— Start Material to process —

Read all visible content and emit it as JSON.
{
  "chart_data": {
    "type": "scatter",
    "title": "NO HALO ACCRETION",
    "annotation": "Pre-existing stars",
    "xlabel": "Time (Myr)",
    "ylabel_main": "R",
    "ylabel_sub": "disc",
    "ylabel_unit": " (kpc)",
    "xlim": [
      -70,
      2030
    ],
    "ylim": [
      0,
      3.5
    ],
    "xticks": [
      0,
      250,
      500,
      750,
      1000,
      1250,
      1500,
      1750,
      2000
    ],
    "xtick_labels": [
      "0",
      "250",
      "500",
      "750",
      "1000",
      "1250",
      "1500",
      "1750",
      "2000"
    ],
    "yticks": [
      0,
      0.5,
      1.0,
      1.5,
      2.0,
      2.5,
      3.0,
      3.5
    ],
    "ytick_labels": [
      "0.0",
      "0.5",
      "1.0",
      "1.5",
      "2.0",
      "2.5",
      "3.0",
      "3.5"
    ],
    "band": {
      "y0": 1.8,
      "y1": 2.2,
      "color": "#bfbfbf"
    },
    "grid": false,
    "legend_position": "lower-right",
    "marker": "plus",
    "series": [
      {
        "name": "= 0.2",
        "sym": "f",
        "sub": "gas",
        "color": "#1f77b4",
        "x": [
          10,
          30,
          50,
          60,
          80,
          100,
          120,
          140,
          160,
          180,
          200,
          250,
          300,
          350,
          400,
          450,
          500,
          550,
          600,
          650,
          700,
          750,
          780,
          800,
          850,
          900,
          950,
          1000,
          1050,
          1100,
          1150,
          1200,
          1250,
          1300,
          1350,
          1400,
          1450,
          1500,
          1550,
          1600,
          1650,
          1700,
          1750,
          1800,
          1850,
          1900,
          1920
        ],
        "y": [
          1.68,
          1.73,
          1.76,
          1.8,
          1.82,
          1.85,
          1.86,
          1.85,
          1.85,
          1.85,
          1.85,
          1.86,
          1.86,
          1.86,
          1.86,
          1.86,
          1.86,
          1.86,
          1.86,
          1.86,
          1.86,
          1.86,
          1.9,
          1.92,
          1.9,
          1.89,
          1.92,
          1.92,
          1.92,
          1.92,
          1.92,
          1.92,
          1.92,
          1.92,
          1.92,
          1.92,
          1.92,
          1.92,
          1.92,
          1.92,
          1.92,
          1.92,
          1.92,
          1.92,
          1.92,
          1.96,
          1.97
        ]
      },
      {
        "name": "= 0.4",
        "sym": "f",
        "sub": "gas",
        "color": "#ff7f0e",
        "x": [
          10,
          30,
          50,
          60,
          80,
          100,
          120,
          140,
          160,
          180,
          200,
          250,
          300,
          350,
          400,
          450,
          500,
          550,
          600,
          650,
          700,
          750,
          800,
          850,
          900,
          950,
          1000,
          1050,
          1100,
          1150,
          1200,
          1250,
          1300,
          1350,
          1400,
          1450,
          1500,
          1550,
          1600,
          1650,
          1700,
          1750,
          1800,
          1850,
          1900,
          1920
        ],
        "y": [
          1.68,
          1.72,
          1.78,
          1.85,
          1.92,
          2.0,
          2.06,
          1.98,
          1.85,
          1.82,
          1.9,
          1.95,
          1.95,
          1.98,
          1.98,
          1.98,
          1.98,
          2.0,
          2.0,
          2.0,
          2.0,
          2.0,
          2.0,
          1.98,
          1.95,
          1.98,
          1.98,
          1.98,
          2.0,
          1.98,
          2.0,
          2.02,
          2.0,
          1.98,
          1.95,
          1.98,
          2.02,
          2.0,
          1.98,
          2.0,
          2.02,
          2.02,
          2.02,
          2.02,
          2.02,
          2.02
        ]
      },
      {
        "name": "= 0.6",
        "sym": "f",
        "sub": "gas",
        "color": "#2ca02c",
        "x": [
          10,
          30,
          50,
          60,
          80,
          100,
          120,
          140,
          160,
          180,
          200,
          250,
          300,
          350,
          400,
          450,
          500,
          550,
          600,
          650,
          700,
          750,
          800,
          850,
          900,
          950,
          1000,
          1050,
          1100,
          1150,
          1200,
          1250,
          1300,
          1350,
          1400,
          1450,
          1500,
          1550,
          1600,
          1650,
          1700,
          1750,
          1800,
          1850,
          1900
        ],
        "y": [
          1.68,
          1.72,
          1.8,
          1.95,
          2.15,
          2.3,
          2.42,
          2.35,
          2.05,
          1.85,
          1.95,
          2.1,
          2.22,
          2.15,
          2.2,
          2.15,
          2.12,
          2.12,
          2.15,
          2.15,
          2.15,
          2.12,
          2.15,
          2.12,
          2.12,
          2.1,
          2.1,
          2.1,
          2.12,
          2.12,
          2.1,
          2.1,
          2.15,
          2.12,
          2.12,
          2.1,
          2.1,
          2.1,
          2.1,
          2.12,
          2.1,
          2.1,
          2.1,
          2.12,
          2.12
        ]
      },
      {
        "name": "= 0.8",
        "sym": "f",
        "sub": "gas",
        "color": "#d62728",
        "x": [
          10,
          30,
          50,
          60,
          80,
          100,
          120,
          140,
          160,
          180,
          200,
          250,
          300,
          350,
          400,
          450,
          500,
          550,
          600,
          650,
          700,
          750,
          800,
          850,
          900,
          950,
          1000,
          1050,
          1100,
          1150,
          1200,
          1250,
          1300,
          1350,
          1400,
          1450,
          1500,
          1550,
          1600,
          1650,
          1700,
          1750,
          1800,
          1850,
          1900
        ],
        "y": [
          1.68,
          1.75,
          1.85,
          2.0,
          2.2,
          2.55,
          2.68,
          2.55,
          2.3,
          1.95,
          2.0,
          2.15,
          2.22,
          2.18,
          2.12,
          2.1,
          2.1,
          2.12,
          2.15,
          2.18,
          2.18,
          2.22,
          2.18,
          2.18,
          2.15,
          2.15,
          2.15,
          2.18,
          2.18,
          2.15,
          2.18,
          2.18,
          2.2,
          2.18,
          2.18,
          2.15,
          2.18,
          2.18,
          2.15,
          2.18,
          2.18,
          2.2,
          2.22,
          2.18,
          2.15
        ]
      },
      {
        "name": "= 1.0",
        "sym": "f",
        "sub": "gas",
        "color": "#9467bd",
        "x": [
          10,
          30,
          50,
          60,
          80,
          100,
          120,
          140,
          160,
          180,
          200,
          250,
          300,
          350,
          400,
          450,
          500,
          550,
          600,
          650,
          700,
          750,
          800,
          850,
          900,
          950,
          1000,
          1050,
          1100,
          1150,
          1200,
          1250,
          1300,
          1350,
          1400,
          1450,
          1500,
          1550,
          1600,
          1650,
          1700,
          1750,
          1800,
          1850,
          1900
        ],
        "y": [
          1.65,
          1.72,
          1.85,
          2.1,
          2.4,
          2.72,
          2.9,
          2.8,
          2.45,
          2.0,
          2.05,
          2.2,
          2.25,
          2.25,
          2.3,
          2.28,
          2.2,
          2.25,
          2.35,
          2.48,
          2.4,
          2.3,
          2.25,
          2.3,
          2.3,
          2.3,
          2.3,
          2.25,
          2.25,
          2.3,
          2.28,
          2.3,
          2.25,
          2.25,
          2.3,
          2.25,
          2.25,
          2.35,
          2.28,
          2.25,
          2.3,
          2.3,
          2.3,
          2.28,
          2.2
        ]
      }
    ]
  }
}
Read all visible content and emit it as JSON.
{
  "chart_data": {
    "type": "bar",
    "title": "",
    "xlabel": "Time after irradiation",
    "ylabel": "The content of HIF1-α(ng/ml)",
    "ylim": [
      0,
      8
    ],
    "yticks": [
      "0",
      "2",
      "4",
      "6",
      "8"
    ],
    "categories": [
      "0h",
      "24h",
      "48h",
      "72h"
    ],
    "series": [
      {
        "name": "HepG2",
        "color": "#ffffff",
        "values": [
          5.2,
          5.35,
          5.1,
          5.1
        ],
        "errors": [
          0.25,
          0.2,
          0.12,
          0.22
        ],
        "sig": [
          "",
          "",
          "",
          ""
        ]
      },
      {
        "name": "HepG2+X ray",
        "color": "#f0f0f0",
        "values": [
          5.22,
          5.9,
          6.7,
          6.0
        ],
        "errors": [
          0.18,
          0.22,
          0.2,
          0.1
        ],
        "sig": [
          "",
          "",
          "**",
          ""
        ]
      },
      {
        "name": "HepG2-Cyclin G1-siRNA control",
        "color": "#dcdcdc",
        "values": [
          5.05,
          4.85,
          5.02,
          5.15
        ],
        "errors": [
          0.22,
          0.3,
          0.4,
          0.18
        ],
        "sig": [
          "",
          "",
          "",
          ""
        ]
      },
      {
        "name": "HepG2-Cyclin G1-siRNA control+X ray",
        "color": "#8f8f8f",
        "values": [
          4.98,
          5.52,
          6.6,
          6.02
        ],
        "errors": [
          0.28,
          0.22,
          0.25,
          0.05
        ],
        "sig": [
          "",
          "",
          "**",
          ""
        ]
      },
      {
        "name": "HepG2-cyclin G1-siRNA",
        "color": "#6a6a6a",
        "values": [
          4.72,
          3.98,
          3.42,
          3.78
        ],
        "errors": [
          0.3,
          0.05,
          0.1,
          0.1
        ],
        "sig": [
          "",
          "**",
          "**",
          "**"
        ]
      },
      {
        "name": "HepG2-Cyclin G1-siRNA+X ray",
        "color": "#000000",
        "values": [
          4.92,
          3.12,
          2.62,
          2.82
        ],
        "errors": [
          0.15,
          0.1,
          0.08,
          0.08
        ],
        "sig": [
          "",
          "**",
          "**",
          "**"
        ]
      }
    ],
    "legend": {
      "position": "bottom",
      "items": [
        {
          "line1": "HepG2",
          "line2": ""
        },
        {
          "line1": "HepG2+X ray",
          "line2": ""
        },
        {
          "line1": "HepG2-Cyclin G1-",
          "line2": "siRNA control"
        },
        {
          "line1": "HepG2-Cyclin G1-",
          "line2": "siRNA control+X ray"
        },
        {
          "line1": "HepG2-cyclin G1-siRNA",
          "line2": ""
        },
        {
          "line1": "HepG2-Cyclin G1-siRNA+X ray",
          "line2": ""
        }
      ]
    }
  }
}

— End Material to process —

Look through the data above. Find each line with the string "xlabel" and copy it.

    "xlabel": "Time (Myr)",
    "xlabel": "Time after irradiation",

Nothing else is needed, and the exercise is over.